#### Problem to solve:
Write out, word for word, only the lines from the one containing "Transcribe this image's" through the final line of the data.

(Dataset entries on figures)
##############################

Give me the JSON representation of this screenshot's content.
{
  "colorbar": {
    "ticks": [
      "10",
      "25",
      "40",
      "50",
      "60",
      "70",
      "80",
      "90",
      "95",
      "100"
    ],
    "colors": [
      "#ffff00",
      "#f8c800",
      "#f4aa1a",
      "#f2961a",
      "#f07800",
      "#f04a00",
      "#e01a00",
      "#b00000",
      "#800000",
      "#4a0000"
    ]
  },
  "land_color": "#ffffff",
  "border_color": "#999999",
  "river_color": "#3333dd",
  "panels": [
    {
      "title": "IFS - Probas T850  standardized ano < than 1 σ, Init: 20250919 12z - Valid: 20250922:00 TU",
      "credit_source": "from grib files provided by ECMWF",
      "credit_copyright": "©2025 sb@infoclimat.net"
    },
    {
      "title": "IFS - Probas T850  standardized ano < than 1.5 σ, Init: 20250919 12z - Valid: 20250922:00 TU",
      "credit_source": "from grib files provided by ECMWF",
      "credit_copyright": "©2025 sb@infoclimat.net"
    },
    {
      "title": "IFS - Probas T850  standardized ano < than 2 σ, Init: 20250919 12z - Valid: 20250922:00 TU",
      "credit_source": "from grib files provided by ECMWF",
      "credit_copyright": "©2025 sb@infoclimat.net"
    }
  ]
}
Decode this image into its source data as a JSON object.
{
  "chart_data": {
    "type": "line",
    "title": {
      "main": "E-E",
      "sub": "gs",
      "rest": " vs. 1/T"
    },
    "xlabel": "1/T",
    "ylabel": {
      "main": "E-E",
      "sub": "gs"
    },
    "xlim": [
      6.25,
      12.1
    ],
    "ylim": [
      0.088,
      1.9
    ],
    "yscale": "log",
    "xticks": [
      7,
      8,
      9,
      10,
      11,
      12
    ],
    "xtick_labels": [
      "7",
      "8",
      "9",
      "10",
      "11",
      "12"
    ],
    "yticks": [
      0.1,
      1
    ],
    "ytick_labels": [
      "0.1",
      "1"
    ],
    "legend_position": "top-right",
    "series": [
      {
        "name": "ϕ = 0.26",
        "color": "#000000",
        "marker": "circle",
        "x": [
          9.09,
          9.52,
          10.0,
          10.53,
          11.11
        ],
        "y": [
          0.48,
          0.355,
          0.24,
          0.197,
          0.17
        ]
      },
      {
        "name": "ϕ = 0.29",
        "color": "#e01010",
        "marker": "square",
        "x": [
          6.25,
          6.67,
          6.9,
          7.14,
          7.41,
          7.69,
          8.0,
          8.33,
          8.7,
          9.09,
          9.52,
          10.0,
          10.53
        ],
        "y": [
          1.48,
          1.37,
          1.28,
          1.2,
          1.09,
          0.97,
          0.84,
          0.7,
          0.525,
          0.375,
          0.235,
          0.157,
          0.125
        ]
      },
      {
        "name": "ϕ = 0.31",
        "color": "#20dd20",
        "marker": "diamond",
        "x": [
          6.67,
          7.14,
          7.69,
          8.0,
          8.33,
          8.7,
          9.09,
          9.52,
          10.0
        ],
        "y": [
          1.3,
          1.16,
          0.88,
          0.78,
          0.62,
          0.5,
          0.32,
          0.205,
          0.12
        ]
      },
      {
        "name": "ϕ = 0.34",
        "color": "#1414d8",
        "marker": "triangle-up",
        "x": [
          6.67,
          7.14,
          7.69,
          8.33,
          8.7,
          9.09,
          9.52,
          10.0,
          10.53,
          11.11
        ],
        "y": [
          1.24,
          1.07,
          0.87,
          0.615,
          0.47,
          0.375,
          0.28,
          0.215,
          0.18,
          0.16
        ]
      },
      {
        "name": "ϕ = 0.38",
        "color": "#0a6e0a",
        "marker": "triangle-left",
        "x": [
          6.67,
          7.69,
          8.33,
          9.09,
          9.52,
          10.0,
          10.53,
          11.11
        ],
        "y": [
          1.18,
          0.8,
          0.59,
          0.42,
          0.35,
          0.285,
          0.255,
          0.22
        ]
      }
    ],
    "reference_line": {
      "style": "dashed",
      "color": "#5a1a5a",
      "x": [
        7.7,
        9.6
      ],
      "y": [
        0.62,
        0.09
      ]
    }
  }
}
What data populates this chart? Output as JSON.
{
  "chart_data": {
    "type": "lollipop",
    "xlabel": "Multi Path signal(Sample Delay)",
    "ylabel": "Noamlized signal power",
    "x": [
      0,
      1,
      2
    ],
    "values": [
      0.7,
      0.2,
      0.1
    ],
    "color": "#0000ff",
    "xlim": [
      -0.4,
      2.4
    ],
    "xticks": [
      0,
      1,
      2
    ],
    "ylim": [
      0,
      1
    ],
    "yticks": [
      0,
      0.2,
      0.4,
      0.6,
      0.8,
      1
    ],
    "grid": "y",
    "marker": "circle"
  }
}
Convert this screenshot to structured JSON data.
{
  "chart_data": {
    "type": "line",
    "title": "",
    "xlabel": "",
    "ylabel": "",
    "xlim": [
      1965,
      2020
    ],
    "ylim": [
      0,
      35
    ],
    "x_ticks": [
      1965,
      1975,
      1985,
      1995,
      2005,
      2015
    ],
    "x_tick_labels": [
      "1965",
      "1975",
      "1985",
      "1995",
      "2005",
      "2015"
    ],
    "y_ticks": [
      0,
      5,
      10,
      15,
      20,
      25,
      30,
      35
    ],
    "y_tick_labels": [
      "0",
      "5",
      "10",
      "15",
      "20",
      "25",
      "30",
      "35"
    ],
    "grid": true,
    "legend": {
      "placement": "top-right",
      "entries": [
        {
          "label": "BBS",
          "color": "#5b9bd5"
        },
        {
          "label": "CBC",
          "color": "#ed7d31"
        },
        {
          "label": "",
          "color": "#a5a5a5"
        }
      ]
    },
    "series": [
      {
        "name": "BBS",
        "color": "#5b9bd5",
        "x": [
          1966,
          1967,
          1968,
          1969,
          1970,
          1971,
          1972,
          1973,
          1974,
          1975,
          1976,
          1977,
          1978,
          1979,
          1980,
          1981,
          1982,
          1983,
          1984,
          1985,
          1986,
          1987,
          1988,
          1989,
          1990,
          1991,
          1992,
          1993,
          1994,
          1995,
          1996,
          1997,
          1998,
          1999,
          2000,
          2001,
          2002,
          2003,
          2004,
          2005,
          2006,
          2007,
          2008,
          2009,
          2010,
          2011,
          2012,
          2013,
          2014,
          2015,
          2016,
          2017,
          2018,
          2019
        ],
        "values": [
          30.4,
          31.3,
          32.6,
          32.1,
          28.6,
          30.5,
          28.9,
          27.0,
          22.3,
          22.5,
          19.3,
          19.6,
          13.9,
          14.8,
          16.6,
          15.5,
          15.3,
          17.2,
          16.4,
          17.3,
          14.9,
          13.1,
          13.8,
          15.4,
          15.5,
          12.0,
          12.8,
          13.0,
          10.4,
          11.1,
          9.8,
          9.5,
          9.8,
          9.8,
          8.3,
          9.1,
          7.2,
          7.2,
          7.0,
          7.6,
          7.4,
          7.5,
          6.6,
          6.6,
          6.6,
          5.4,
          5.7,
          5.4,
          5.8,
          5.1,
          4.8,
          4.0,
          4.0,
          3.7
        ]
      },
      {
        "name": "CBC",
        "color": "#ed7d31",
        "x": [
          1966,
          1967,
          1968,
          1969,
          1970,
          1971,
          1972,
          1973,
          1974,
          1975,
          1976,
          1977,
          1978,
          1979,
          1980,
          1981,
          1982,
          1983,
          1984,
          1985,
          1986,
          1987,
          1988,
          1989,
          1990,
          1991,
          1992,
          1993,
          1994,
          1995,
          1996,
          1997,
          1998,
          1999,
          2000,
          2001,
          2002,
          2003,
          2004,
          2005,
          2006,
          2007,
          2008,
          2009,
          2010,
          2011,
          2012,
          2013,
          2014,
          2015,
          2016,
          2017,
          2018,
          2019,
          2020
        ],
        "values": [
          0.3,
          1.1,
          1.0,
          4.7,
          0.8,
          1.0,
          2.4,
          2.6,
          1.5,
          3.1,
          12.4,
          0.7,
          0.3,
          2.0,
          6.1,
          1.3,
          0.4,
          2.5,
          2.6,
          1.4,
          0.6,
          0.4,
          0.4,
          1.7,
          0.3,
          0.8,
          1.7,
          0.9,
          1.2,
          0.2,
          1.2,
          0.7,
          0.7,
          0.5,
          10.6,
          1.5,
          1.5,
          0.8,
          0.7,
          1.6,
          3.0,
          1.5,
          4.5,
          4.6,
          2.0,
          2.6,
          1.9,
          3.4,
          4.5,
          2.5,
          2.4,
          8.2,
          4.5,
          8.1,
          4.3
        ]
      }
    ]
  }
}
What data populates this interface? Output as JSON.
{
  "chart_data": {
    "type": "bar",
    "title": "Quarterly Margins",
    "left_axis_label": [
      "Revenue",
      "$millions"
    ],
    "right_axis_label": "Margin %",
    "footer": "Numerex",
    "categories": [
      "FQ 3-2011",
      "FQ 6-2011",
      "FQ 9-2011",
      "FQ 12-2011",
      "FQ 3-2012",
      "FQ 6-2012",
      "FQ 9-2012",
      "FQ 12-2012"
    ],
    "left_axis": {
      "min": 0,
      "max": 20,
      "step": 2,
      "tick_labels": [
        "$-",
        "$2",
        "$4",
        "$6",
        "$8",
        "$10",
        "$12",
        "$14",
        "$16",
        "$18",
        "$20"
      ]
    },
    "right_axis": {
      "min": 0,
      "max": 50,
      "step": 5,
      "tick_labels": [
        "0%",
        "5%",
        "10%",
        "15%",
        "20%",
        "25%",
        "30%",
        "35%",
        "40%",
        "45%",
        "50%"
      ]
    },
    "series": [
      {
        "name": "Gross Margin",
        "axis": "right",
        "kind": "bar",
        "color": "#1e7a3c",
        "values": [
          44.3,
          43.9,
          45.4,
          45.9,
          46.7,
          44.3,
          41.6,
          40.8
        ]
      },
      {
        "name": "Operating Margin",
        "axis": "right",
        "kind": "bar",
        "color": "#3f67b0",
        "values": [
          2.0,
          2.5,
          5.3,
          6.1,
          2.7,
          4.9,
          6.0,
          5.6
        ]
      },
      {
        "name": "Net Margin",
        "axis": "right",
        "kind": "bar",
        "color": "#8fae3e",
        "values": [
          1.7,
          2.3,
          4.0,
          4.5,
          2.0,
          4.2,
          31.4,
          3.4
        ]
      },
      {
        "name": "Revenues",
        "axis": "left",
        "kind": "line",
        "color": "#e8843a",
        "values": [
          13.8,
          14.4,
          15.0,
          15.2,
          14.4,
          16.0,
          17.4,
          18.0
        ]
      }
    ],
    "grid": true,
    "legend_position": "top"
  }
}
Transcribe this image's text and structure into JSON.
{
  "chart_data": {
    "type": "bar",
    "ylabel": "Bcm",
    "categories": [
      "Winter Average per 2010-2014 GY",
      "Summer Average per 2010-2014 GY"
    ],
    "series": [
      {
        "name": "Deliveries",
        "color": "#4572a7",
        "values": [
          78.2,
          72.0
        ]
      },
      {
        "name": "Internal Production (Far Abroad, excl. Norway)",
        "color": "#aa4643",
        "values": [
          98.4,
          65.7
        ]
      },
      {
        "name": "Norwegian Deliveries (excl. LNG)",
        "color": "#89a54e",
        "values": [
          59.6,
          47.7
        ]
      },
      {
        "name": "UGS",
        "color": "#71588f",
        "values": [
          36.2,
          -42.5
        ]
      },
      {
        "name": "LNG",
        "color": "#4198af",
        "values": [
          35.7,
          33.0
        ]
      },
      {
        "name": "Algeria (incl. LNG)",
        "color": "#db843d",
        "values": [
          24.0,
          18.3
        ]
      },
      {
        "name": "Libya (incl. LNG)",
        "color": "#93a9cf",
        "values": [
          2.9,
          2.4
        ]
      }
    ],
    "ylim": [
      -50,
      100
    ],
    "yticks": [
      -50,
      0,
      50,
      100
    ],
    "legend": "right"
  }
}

##############################

#### Solution:
Transcribe this image's text and structure into JSON.
{
  "chart_data": {
    "type": "bar",
    "ylabel": "Bcm",
    "categories": [
      "Winter Average per 2010-2014 GY",
      "Summer Average per 2010-2014 GY"
    ],
    "series": [
      {
        "name": "Deliveries",
        "color": "#4572a7",
        "values": [
          78.2,
          72.0
        ]
      },
      {
        "name": "Internal Production (Far Abroad, excl. Norway)",
        "color": "#aa4643",
        "values": [
          98.4,
          65.7
        ]
      },
      {
        "name": "Norwegian Deliveries (excl. LNG)",
        "color": "#89a54e",
        "values": [
          59.6,
          47.7
        ]
      },
      {
        "name": "UGS",
        "color": "#71588f",
        "values": [
          36.2,
          -42.5
        ]
      },
      {
        "name": "LNG",
        "color": "#4198af",
        "values": [
          35.7,
          33.0
        ]
      },
      {
        "name": "Algeria (incl. LNG)",
        "color": "#db843d",
        "values": [
          24.0,
          18.3
        ]
      },
      {
        "name": "Libya (incl. LNG)",
        "color": "#93a9cf",
        "values": [
          2.9,
          2.4
        ]
      }
    ],
    "ylim": [
      -50,
      100
    ],
    "yticks": [
      -50,
      0,
      50,
      100
    ],
    "legend": "right"
  }
}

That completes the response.